• Data:

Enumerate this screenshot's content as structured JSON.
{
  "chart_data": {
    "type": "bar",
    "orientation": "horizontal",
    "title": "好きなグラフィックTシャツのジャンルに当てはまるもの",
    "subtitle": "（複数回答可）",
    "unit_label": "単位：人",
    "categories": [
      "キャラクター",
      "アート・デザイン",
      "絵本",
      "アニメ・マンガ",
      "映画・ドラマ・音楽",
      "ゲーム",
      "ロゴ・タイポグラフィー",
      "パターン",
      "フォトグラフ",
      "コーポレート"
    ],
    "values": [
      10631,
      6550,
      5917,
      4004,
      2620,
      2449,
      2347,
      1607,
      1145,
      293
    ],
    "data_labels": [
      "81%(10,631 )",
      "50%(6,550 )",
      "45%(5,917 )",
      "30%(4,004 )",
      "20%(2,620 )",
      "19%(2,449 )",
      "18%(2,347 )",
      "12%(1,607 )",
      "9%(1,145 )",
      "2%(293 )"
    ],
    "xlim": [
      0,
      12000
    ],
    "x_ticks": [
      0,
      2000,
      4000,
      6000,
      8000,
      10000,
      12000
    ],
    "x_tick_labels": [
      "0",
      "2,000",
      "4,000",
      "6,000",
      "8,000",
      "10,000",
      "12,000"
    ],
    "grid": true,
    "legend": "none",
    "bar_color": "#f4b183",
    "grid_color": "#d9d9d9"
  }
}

• What you should do:
Your task is to give the records above again, exactly.

• Exercise result:
Enumerate this screenshot's content as structured JSON.
{
  "chart_data": {
    "type": "bar",
    "orientation": "horizontal",
    "title": "好きなグラフィックTシャツのジャンルに当てはまるもの",
    "subtitle": "（複数回答可）",
    "unit_label": "単位：人",
    "categories": [
      "キャラクター",
      "アート・デザイン",
      "絵本",
      "アニメ・マンガ",
      "映画・ドラマ・音楽",
      "ゲーム",
      "ロゴ・タイポグラフィー",
      "パターン",
      "フォトグラフ",
      "コーポレート"
    ],
    "values": [
      10631,
      6550,
      5917,
      4004,
      2620,
      2449,
      2347,
      1607,
      1145,
      293
    ],
    "data_labels": [
      "81%(10,631 )",
      "50%(6,550 )",
      "45%(5,917 )",
      "30%(4,004 )",
      "20%(2,620 )",
      "19%(2,449 )",
      "18%(2,347 )",
      "12%(1,607 )",
      "9%(1,145 )",
      "2%(293 )"
    ],
    "xlim": [
      0,
      12000
    ],
    "x_ticks": [
      0,
      2000,
      4000,
      6000,
      8000,
      10000,
      12000
    ],
    "x_tick_labels": [
      "0",
      "2,000",
      "4,000",
      "6,000",
      "8,000",
      "10,000",
      "12,000"
    ],
    "grid": true,
    "legend": "none",
    "bar_color": "#f4b183",
    "grid_color": "#d9d9d9"
  }
}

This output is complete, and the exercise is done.